= SHORT EXERCISE =
Pick out every line holding the string "this" and copy it.

= SOURCE MATERIAL =
+++++

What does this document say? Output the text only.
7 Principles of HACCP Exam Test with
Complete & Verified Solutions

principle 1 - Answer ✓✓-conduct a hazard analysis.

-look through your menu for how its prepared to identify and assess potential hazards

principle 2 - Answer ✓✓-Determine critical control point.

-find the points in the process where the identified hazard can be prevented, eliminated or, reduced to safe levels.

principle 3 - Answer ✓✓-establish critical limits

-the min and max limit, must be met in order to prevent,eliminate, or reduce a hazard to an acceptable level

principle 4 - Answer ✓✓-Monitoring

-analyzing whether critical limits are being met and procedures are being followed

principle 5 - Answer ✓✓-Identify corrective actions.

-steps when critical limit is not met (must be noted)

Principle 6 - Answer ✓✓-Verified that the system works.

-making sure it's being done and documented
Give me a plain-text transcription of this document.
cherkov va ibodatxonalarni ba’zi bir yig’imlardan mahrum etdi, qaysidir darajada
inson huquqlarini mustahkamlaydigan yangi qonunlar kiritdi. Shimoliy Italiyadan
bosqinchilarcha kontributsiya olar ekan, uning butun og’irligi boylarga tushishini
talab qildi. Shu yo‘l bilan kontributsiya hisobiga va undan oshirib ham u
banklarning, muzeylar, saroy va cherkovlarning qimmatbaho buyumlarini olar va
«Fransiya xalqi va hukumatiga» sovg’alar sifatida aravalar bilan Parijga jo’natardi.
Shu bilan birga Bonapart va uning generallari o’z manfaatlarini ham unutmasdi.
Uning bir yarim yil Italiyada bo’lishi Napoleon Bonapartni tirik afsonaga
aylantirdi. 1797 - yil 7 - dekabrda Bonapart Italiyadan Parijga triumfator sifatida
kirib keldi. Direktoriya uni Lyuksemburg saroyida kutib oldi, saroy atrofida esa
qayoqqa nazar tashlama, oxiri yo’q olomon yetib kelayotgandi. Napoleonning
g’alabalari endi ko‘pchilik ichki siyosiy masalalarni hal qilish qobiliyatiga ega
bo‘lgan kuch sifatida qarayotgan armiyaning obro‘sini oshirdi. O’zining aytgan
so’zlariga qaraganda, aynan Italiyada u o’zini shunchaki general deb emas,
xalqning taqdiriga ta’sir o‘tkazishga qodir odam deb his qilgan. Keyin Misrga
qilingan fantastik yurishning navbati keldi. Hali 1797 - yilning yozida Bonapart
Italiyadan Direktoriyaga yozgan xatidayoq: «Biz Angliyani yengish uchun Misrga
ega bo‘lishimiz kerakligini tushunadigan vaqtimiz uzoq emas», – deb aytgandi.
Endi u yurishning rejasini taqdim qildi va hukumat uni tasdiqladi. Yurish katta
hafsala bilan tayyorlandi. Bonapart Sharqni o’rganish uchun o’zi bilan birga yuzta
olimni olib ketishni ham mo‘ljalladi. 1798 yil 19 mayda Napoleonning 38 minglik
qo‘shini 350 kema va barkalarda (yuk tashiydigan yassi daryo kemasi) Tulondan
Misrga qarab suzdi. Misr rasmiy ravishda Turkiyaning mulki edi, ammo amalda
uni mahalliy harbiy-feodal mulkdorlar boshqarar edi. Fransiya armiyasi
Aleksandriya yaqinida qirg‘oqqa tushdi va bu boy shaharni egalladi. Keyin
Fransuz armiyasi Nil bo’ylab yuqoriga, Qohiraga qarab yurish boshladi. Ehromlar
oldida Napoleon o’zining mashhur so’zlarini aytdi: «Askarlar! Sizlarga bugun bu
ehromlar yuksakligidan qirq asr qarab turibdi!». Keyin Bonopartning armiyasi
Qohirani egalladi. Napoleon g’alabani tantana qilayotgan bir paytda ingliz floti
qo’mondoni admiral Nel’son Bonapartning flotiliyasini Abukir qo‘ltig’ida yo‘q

+++++

= RESULT =
What does this document say? Output the text only.
Give me a plain-text transcription of this document.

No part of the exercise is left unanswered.